┌─ Excerpt

Purefoods–RFM rivalry
- Teams: Purefoods; RFM franchise;

Postseason history
- 1991 All-Filipino Finals: Purefoods won, 3–2; 1991 All-Filipino Finals: Purefoods won, 3–2; 1993 Commissioner's Cup Finals: Swift won, 4–2;

= Purefoods–Swift rivalry =

Defunct PBA rivalry

The Purefoods Corporation had a basketball rivalry with the Republic Flour Mills (RFM) company in the Philippine Basketball Association (PBA) for most of the 1990s, where they competed not only in sports but also in products.

==Pre-PBA days==
Purefoods Corporation burst into the basketball scene in 1986 by joining the Philippine Amateur Basketball League (PABL) which had the RFM-Swifts as its founding members. Both companies, which were into food and beverage business, were the largest producer and marketer of processed meats in the Philippines. Their first-ever match-up took place during the second conference (Founder's Cup) at the Rizal Memorial Coliseum.

Overall, RFM Corporation was more successful in the amateur league, its team won three championships from 1987 to 1989 and featured some of the best amateur cagers and national team members such as Elmer Cabahug, Ato Agustin, Ric-Ric Marata, Alvin Patrimonio and Zaldy Realubit. Purefoods were mostly consists of players who didn't really make their mark into the pro league and some collegiate standouts.

In 1988, Purefoods entered the Philippine Basketball Association, buying out the franchise rights of the disbanded Tanduay Rhum Makers. Their amateur ballclub would play its final season after two conferences. The Purefoods' PBA team was securing the services of national team player Alvin Patrimonio, who had express his desire to move to the pro ranks but was denied release and prevented by his mother team in the PABL: RFM-Swifts, Eventually, Patrimonio was released and began playing for Purefoods Hotdogs in the PBA starting on June 30.

└─
┌─ Given data

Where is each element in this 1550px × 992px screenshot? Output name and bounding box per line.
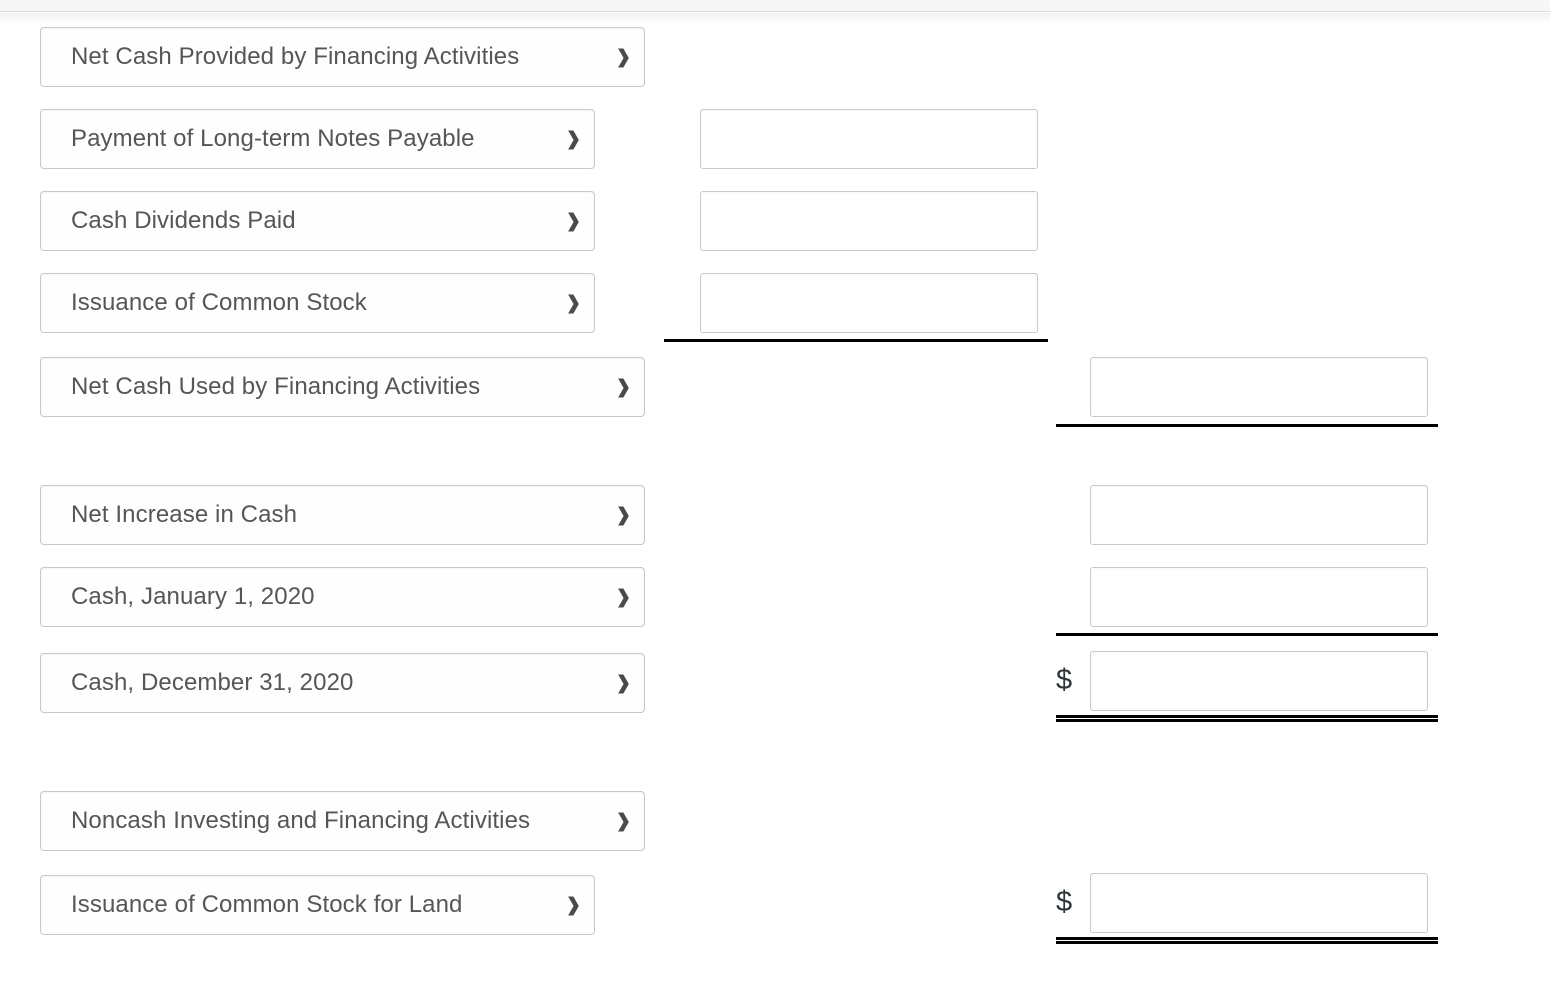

└─

#### Description of the task
Pick up the Purefoods–RFM rivalry article after its last sentence and carry it forward. The material is separate from the Purefoods–RFM rivalry article.

#### Response to this task
==PBA rivalry==

===First two seasons (1990-1991)===
Republic Flour Mills (RFM) bought the Cosmos Bottling Corporation in 1989 and were first known as Pop Cola Sizzlers when they joined the Philippine Basketball Association (PBA) as an expansion franchise in 1990. Their first meeting with corporate rival Purefoods Hotdogs takes place on March 1, 1990, with Purefoods winning 132–122. Pop Cola got back at Purefoods in their second meeting on March 13 and scored their first win in the pro league after five losses, defeating the Hotdogs, 138–120.

In the 1990 PBA Third Conference semifinals, Pop Cola now rename Sarsi, were already out of contention even in the series for third place when they played with pride and beat the finals-seeking Purefoods, 138–131, denying the Hotdogs an outright finals berth and sent them into a playoff game against Shell.

The following season in 1991, Diet Sarsi acquired shooting guard Al Solis from Purefoods by offering him a contract which the Hotdogs did not match. On April 14, Purefoods center Jack Tanuan joined the Sizzlers. RFM also tried to acquire Hotdogs' forward Alvin Patrimonio but the PBA office fined both RFM and Patrimonio for tampering. The two corporate rivals battled in the 1991 PBA All-Filipino Conference finals. The best-of-five series went in all five games with the Hotdogs winning, 107-100, in the deciding game. Starting the third conference of that year, RFM changed its team name from Diet Sarsi to Swift Mighty Meaty Hotdogs (or "Swift Mighty Meaties"), a brand that their amateur ballclub used during the 1980s and as to rival Purefoods' "Tender Juicy Hotdogs".

===Swift vs Purefoods (1992-1994)===
While there have been some close matches between Diet Sarsi and Purefoods in the eliminations and semifinals besides their All-Filipino championship meeting in RFM's second season in the PBA, the year 1992 really started to heat up for the two rival ballclubs. It began in the pre-season when Purefoods TJ Hotdogs forward Nelson Asaytono jumped over the other side of the fence and joined Swift Mighty Meaties. The trade in exchange for a future draft pick sealed a long-awaited Alvin Patrimonio vs Nelson Asaytono match-up. In the 1992 PBA First Conference elimination round, Purefoods won over Swift in double-overtime, 131–128, in an early clash on February 13, 1992. The Mighty Meaties nip the Hotdogs, 115–114, in their second meeting on March 19. Swift repeated over Purefoods in their playoff game on March 26 for the last semifinals berth, 123–117.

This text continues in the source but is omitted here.